→ Required task: Every entry needs to be reproduced exactly.

→ Records shown:

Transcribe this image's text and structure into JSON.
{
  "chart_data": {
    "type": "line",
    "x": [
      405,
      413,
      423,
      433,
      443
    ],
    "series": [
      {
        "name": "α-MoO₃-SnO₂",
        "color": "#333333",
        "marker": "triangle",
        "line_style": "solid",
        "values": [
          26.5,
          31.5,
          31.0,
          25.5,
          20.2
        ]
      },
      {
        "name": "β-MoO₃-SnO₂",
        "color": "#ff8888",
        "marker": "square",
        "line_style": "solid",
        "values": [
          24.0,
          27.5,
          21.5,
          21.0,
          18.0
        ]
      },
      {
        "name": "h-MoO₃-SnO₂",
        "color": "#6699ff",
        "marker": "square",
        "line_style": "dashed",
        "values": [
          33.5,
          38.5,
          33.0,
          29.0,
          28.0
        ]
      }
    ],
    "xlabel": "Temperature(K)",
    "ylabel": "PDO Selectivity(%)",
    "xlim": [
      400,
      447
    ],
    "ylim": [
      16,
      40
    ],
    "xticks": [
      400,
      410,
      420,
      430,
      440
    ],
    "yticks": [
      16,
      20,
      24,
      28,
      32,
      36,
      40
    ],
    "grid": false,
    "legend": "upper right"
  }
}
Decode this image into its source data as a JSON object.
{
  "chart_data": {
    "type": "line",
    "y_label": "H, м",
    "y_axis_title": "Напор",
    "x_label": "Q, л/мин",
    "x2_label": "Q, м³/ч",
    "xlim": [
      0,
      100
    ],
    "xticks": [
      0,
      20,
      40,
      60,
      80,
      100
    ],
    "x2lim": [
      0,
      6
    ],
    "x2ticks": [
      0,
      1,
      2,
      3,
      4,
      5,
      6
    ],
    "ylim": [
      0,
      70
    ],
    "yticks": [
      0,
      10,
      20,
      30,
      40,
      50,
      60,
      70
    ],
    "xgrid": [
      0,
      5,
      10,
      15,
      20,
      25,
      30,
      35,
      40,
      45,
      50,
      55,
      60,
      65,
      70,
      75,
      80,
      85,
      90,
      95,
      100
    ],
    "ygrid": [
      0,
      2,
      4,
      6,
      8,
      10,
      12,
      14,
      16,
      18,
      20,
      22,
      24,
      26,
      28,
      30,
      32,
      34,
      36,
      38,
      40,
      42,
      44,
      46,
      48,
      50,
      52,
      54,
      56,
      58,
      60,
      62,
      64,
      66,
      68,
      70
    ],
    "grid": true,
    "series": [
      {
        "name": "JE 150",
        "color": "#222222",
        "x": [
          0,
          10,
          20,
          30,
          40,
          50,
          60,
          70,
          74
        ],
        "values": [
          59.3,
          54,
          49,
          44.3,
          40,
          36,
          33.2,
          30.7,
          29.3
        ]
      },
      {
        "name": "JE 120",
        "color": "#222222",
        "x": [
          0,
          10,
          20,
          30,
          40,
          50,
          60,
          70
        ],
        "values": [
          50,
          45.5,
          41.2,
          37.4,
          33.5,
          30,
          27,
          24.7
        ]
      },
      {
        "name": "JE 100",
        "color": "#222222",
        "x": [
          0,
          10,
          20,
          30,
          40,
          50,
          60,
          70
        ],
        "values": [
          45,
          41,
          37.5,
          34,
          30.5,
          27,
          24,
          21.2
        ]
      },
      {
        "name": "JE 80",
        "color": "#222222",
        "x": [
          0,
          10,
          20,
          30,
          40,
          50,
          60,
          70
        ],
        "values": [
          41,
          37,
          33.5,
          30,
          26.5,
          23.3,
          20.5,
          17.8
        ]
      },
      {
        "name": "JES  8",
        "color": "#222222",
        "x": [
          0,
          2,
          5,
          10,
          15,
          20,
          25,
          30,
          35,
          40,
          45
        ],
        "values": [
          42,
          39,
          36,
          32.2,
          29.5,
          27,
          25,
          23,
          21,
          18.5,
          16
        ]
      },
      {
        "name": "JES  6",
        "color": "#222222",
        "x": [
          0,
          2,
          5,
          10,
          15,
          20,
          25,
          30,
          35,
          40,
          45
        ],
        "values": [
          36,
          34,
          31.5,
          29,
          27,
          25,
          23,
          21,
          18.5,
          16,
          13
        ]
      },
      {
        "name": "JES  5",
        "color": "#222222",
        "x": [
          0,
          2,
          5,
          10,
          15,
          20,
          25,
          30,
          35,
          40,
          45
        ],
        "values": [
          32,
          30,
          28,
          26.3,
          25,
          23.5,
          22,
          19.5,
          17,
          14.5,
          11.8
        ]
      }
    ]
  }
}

→ Result of the exercise:
Transcribe this image's text and structure into JSON.
{
  "chart_data": {
    "type": "line",
    "x": [
      405,
      413,
      423,
      433,
      443
    ],
    "series": [
      {
        "name": "α-MoO₃-SnO₂",
        "color": "#333333",
        "marker": "triangle",
        "line_style": "solid",
        "values": [
          26.5,
          31.5,
          31.0,
          25.5,
          20.2
        ]
      },
      {
        "name": "β-MoO₃-SnO₂",
        "color": "#ff8888",
        "marker": "square",
        "line_style": "solid",
        "values": [
          24.0,
          27.5,
          21.5,
          21.0,
          18.0
        ]
      },
      {
        "name": "h-MoO₃-SnO₂",
        "color": "#6699ff",
        "marker": "square",
        "line_style": "dashed",
        "values": [
          33.5,
          38.5,
          33.0,
          29.0,
          28.0
        ]
      }
    ],
    "xlabel": "Temperature(K)",
    "ylabel": "PDO Selectivity(%)",
    "xlim": [
      400,
      447
    ],
    "ylim": [
      16,
      40
    ],
    "xticks": [
      400,
      410,
      420,
      430,
      440
    ],
    "yticks": [
      16,
      20,
      24,
      28,
      32,
      36,
      40
    ],
    "grid": false,
    "legend": "upper right"
  }
}
Decode this image into its source data as a JSON object.
{
  "chart_data": {
    "type": "line",
    "y_label": "H, м",
    "y_axis_title": "Напор",
    "x_label": "Q, л/мин",
    "x2_label": "Q, м³/ч",
    "xlim": [
      0,
      100
    ],
    "xticks": [
      0,
      20,
      40,
      60,
      80,
      100
    ],
    "x2lim": [
      0,
      6
    ],
    "x2ticks": [
      0,
      1,
      2,
      3,
      4,
      5,
      6
    ],
    "ylim": [
      0,
      70
    ],
    "yticks": [
      0,
      10,
      20,
      30,
      40,
      50,
      60,
      70
    ],
    "xgrid": [
      0,
      5,
      10,
      15,
      20,
      25,
      30,
      35,
      40,
      45,
      50,
      55,
      60,
      65,
      70,
      75,
      80,
      85,
      90,
      95,
      100
    ],
    "ygrid": [
      0,
      2,
      4,
      6,
      8,
      10,
      12,
      14,
      16,
      18,
      20,
      22,
      24,
      26,
      28,
      30,
      32,
      34,
      36,
      38,
      40,
      42,
      44,
      46,
      48,
      50,
      52,
      54,
      56,
      58,
      60,
      62,
      64,
      66,
      68,
      70
    ],
    "grid": true,
    "series": [
      {
        "name": "JE 150",
        "color": "#222222",
        "x": [
          0,
          10,
          20,
          30,
          40,
          50,
          60,
          70,
          74
        ],
        "values": [
          59.3,
          54,
          49,
          44.3,
          40,
          36,
          33.2,
          30.7,
          29.3
        ]
      },
      {
        "name": "JE 120",
        "color": "#222222",
        "x": [
          0,
          10,
          20,
          30,
          40,
          50,
          60,
          70
        ],
        "values": [
          50,
          45.5,
          41.2,
          37.4,
          33.5,
          30,
          27,
          24.7
        ]
      },
      {
        "name": "JE 100",
        "color": "#222222",
        "x": [
          0,
          10,
          20,
          30,
          40,
          50,
          60,
          70
        ],
        "values": [
          45,
          41,
          37.5,
          34,
          30.5,
          27,
          24,
          21.2
        ]
      },
      {
        "name": "JE 80",
        "color": "#222222",
        "x": [
          0,
          10,
          20,
          30,
          40,
          50,
          60,
          70
        ],
        "values": [
          41,
          37,
          33.5,
          30,
          26.5,
          23.3,
          20.5,
          17.8
        ]
      },
      {
        "name": "JES  8",
        "color": "#222222",
        "x": [
          0,
          2,
          5,
          10,
          15,
          20,
          25,
          30,
          35,
          40,
          45
        ],
        "values": [
          42,
          39,
          36,
          32.2,
          29.5,
          27,
          25,
          23,
          21,
          18.5,
          16
        ]
      },
      {
        "name": "JES  6",
        "color": "#222222",
        "x": [
          0,
          2,
          5,
          10,
          15,
          20,
          25,
          30,
          35,
          40,
          45
        ],
        "values": [
          36,
          34,
          31.5,
          29,
          27,
          25,
          23,
          21,
          18.5,
          16,
          13
        ]
      },
      {
        "name": "JES  5",
        "color": "#222222",
        "x": [
          0,
          2,
          5,
          10,
          15,
          20,
          25,
          30,
          35,
          40,
          45
        ],
        "values": [
          32,
          30,
          28,
          26.3,
          25,
          23.5,
          22,
          19.5,
          17,
          14.5,
          11.8
        ]
      }
    ]
  }
}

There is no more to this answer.